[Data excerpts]

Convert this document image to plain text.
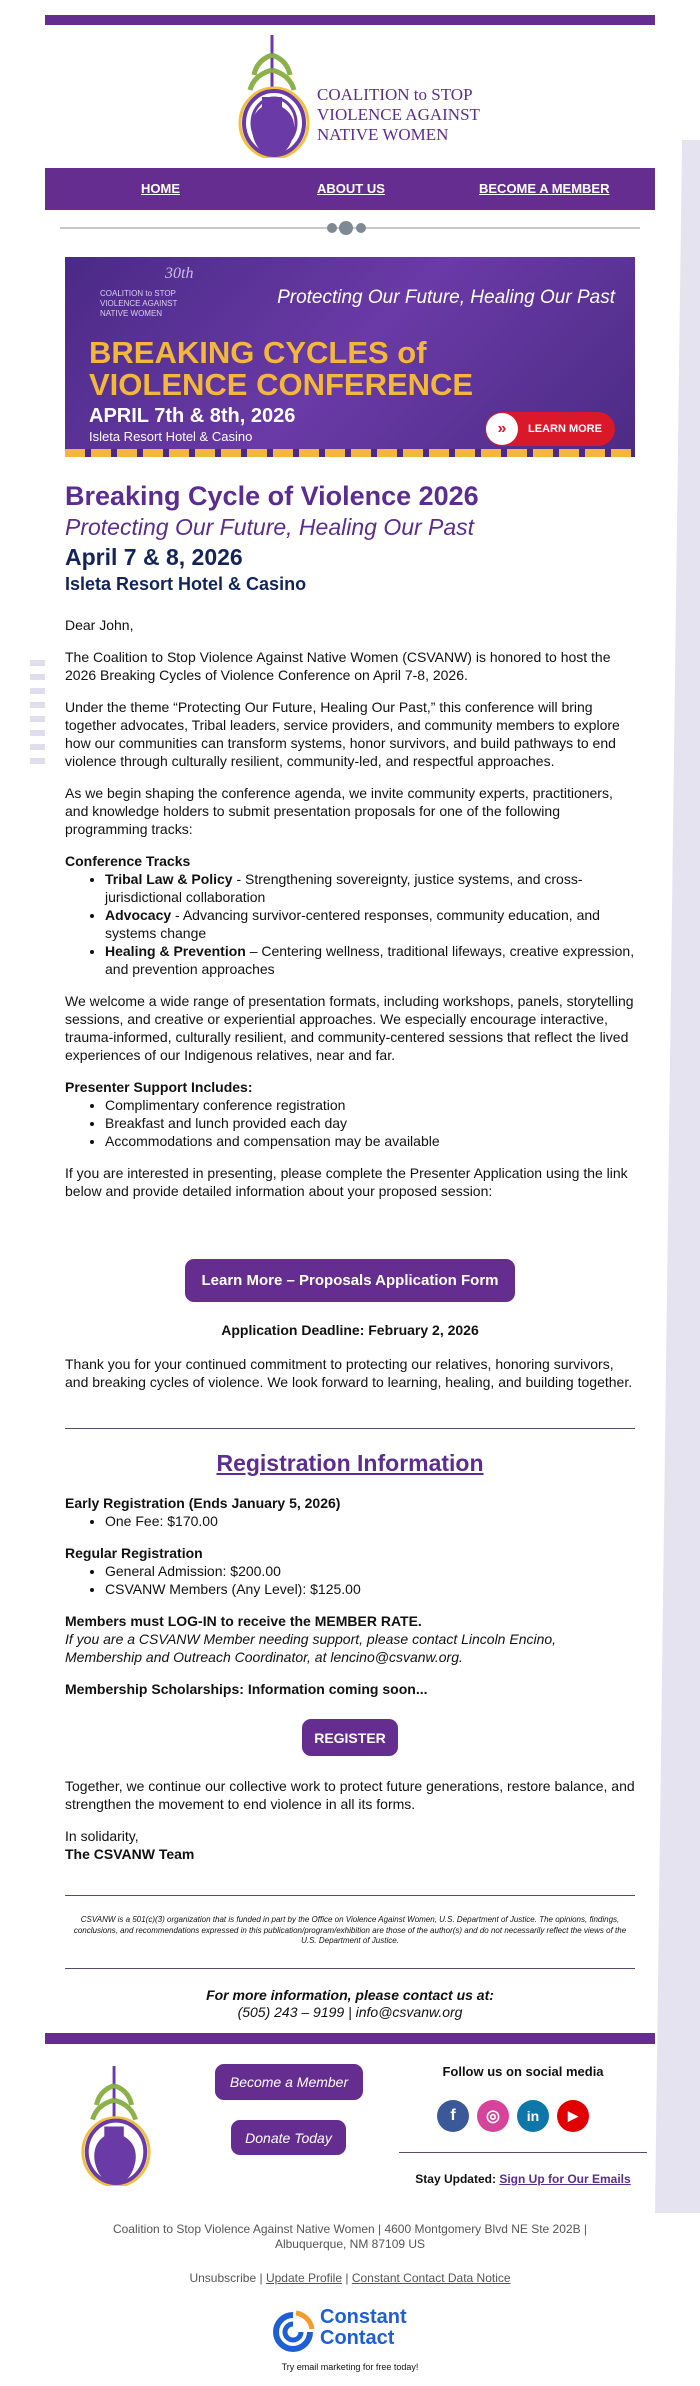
COALITION to STOP
VIOLENCE AGAINST
NATIVE WOMEN
HOME	ABOUT US	BECOME A MEMBER
30th
COALITION to STOP
VIOLENCE AGAINST
NATIVE WOMEN
Protecting Our Future, Healing Our Past
BREAKING CYCLES of
VIOLENCE CONFERENCE
APRIL 7th & 8th, 2026
Isleta Resort Hotel & Casino	»	LEARN MORE
Breaking Cycle of Violence 2026
Protecting Our Future, Healing Our Past
April 7 & 8, 2026
Isleta Resort Hotel & Casino

Dear John,

The Coalition to Stop Violence Against Native Women (CSVANW) is honored to host the 2026 Breaking Cycles of Violence Conference on April 7-8, 2026.

Under the theme “Protecting Our Future, Healing Our Past,” this conference will bring together advocates, Tribal leaders, service providers, and community members to explore how our communities can transform systems, honor survivors, and build pathways to end violence through culturally resilient, community-led, and respectful approaches.

As we begin shaping the conference agenda, we invite community experts, practitioners, and knowledge holders to submit presentation proposals for one of the following programming tracks:

Conference Tracks
• Tribal Law & Policy - Strengthening sovereignty, justice systems, and cross-jurisdictional collaboration
• Advocacy - Advancing survivor-centered responses, community education, and systems change
• Healing & Prevention – Centering wellness, traditional lifeways, creative expression, and prevention approaches

We welcome a wide range of presentation formats, including workshops, panels, storytelling sessions, and creative or experiential approaches. We especially encourage interactive, trauma-informed, culturally resilient, and community-centered sessions that reflect the lived experiences of our Indigenous relatives, near and far.

Presenter Support Includes:
• Complimentary conference registration
• Breakfast and lunch provided each day
• Accommodations and compensation may be available

If you are interested in presenting, please complete the Presenter Application using the link below and provide detailed information about your proposed session:

Learn More – Proposals Application Form
Application Deadline: February 2, 2026
Thank you for your continued commitment to protecting our relatives, honoring survivors, and breaking cycles of violence. We look forward to learning, healing, and building together.
Registration Information
Early Registration (Ends January 5, 2026)
• One Fee: $170.00
Regular Registration
• General Admission: $200.00
• CSVANW Members (Any Level): $125.00
Members must LOG-IN to receive the MEMBER RATE.

If you are a CSVANW Member needing support, please contact Lincoln Encino, Membership and Outreach Coordinator, at lencino@csvanw.org.

Membership Scholarships: Information coming soon...
REGISTER

Together, we continue our collective work to protect future generations, restore balance, and strengthen the movement to end violence in all its forms.

In solidarity,
The CSVANW Team
CSVANW is a 501(c)(3) organization that is funded in part by the Office on Violence Against Women, U.S. Department of Justice. The opinions, findings, conclusions, and recommendations expressed in this publication/program/exhibition are those of the author(s) and do not necessarily reflect the views of the U.S. Department of Justice.
For more information, please contact us at:
(505) 243 – 9199 | info@csvanw.org
Become a Member
Donate Today
Follow us on social media
f	◎	in	▶
Stay Updated: Sign Up for Our Emails
Coalition to Stop Violence Against Native Women | 4600 Montgomery Blvd NE Ste 202B |
Albuquerque, NM 87109 US
Unsubscribe | Update Profile | Constant Contact Data Notice
Constant
Contact
Try email marketing for free today!
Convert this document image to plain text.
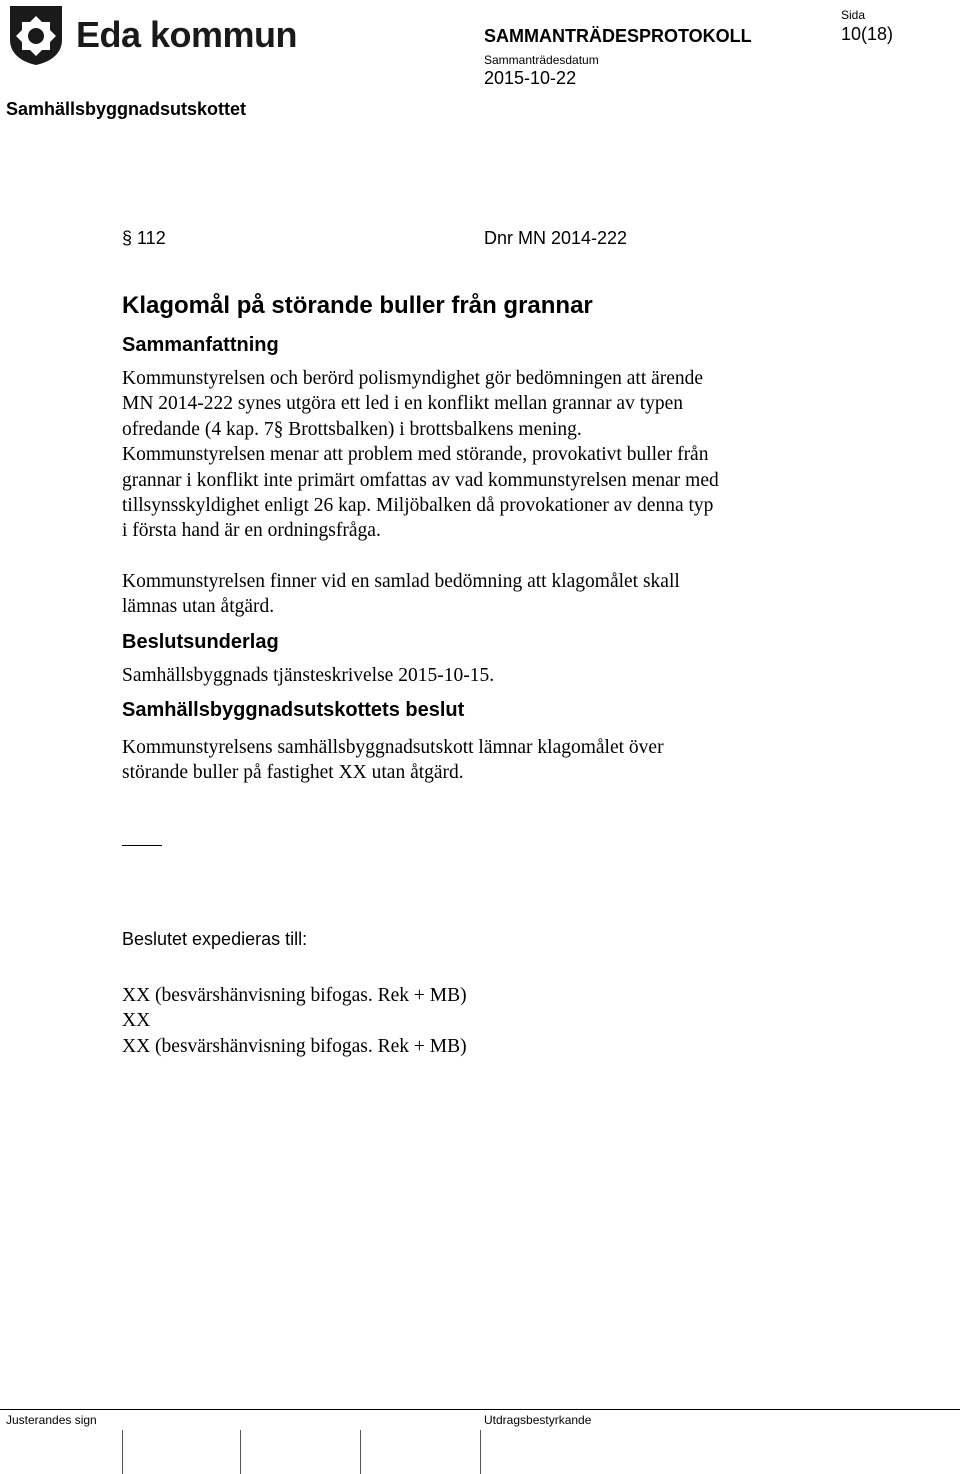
Eda kommun	SAMMANTRÄDESPROTOKOLL
Sammanträdesdatum
2015-10-22
Sida
10(18)
Samhällsbyggnadsutskottet
§ 112	Dnr MN 2014-222
Klagomål på störande buller från grannar
Sammanfattning
Kommunstyrelsen och berörd polismyndighet gör bedömningen att ärende
MN 2014-222 synes utgöra ett led i en konflikt mellan grannar av typen
ofredande (4 kap. 7§ Brottsbalken) i brottsbalkens mening.
Kommunstyrelsen menar att problem med störande, provokativt buller från
grannar i konflikt inte primärt omfattas av vad kommunstyrelsen menar med
tillsynsskyldighet enligt 26 kap. Miljöbalken då provokationer av denna typ
i första hand är en ordningsfråga.
Kommunstyrelsen finner vid en samlad bedömning att klagomålet skall
lämnas utan åtgärd.
Beslutsunderlag
Samhällsbyggnads tjänsteskrivelse 2015-10-15.
Samhällsbyggnadsutskottets beslut
Kommunstyrelsens samhällsbyggnadsutskott lämnar klagomålet över
störande buller på fastighet XX utan åtgärd.
Beslutet expedieras till:
XX (besvärshänvisning bifogas. Rek + MB)
XX
XX (besvärshänvisning bifogas. Rek + MB)
Justerandes sign	Utdragsbestyrkande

## The exercise
Extract each line holding the string "your".

## Exercise response
If you are interested in presenting, please complete the Presenter Application using the link below and provide detailed information about your proposed session:
Thank you for your continued commitment to protecting our relatives, honoring survivors, and breaking cycles of violence. We look forward to learning, healing, and building together.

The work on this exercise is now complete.